What to work on → Single out each line with the word "قابلیت" and copy it.

(Stored records)
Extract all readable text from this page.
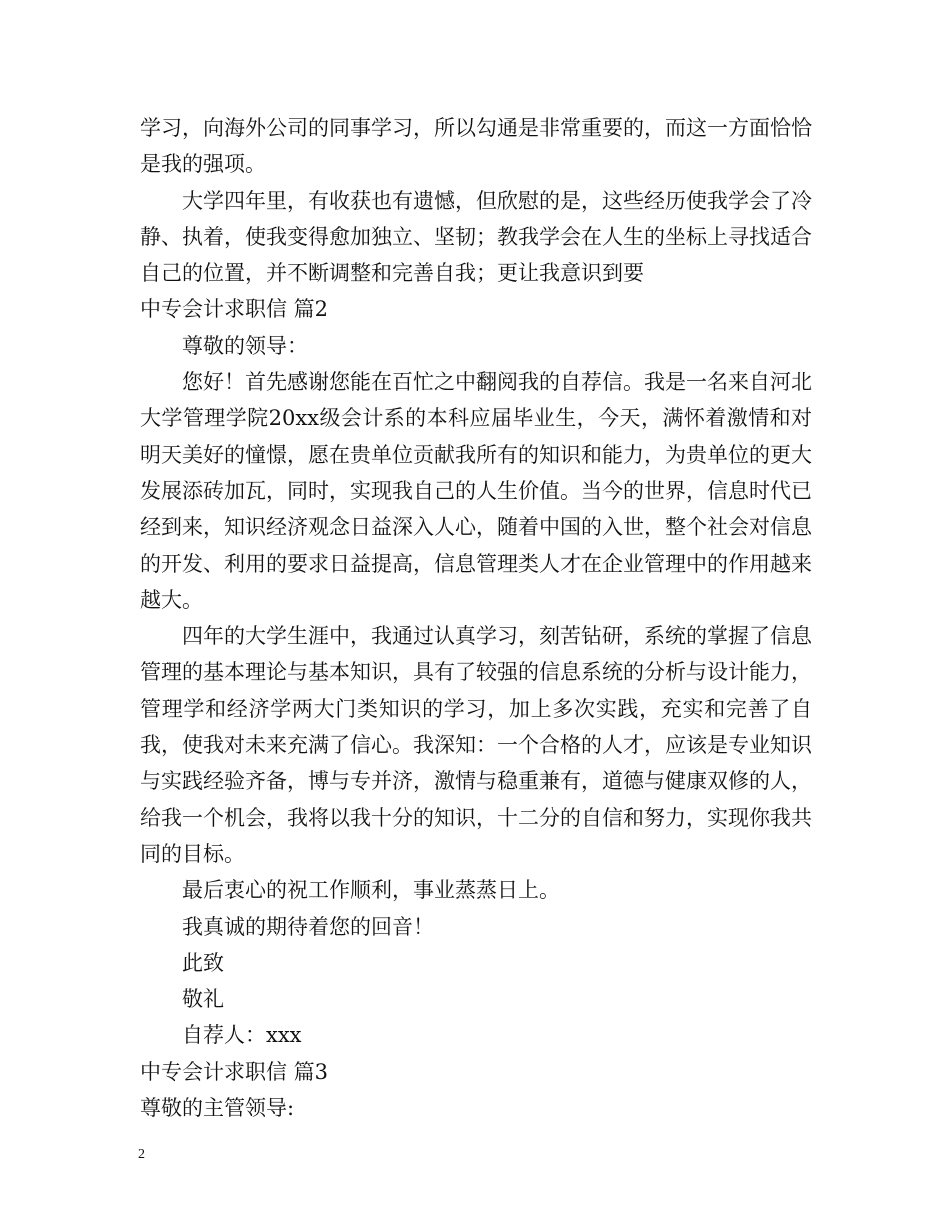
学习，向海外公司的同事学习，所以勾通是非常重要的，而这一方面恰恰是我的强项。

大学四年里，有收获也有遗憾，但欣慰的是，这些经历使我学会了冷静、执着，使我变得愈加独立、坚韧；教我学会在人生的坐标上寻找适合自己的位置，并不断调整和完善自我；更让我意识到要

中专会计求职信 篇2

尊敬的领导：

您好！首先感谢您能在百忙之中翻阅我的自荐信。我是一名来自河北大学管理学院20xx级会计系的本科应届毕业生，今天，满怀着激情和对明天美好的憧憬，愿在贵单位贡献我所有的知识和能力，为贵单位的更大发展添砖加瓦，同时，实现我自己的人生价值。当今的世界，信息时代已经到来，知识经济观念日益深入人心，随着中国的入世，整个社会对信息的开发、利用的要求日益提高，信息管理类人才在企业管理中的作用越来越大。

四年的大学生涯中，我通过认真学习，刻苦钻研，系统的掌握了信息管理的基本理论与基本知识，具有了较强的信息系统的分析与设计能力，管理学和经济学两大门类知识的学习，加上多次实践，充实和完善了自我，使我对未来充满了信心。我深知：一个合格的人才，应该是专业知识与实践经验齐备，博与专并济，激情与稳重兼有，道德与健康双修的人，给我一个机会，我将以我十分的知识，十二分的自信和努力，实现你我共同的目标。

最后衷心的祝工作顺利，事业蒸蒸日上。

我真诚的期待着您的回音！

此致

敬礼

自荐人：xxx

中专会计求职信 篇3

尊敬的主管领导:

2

---

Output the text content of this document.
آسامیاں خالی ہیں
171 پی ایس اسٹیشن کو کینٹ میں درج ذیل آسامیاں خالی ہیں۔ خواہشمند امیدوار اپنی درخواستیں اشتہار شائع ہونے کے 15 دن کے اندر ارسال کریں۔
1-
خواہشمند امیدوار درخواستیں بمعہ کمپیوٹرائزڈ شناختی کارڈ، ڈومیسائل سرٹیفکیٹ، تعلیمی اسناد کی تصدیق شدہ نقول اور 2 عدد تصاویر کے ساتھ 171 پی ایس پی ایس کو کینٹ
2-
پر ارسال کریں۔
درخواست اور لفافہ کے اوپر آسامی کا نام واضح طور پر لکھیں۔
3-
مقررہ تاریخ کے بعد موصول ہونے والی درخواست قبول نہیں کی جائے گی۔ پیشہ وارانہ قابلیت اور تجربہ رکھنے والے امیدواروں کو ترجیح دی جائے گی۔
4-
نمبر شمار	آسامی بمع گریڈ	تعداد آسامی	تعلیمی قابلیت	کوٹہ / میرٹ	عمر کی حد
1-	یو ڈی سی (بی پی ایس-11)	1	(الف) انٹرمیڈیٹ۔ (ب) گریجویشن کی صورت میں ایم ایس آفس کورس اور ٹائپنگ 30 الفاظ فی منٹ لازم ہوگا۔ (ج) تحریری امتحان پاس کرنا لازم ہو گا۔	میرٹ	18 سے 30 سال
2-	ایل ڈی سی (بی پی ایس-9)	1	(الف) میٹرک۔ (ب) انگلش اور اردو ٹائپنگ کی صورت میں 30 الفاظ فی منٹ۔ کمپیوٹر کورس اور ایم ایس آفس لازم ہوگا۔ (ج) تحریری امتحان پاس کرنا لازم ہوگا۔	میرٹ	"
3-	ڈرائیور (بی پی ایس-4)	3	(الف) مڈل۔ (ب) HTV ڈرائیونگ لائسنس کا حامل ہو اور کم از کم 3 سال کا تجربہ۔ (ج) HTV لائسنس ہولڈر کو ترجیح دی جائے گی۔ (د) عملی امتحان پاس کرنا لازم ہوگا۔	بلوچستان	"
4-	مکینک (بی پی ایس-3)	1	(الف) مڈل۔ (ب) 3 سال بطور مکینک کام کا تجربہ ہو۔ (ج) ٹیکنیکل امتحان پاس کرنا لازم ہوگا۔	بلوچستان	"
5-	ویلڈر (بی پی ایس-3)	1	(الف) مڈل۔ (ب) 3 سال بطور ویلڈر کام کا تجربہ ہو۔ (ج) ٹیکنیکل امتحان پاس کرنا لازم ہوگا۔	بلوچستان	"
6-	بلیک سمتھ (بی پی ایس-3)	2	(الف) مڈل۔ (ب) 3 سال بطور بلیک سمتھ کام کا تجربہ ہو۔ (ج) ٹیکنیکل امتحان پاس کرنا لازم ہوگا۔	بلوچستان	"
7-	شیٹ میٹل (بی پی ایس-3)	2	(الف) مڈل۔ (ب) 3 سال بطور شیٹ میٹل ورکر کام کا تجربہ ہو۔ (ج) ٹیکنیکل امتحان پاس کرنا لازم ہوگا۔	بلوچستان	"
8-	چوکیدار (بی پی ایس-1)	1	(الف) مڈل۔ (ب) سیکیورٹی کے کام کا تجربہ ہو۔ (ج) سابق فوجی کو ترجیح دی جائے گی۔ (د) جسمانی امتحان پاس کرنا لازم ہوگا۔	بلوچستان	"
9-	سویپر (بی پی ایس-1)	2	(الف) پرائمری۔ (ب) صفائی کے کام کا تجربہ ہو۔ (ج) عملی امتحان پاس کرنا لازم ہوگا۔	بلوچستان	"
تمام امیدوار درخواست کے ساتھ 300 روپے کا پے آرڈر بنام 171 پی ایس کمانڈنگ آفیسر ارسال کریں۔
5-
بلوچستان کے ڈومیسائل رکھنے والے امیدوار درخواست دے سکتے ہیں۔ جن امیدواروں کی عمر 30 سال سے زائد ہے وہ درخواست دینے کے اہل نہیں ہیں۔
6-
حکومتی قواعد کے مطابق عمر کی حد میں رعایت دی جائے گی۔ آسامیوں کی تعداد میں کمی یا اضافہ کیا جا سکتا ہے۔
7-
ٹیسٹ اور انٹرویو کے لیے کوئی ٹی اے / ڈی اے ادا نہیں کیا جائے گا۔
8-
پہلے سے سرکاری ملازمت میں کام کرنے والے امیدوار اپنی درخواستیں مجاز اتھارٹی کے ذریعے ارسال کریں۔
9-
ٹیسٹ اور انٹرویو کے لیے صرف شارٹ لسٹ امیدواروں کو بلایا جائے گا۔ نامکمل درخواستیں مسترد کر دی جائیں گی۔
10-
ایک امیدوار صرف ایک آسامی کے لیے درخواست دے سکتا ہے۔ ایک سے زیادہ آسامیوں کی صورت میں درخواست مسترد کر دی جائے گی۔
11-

* * *

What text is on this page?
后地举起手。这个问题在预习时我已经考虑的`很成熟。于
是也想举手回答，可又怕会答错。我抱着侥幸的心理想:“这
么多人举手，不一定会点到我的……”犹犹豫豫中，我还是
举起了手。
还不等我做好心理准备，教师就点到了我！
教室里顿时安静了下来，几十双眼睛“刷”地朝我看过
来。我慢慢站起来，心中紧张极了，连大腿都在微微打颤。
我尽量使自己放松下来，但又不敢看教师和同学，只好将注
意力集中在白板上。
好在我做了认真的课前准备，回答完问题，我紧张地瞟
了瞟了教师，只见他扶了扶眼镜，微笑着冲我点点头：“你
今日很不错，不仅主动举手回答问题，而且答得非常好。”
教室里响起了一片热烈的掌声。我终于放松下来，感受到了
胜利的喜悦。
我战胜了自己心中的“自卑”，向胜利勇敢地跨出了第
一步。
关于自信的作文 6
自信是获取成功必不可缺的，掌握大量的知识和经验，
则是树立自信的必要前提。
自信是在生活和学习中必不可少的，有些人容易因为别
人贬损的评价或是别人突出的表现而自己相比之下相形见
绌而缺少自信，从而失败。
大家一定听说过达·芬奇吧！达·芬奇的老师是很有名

Output for this task →
مقررہ تاریخ کے بعد موصول ہونے والی درخواست قبول نہیں کی جائے گی۔ پیشہ وارانہ قابلیت اور تجربہ رکھنے والے امیدواروں کو ترجیح دی جائے گی۔
نمبر شمار	آسامی بمع گریڈ	تعداد آسامی	تعلیمی قابلیت	کوٹہ / میرٹ	عمر کی حد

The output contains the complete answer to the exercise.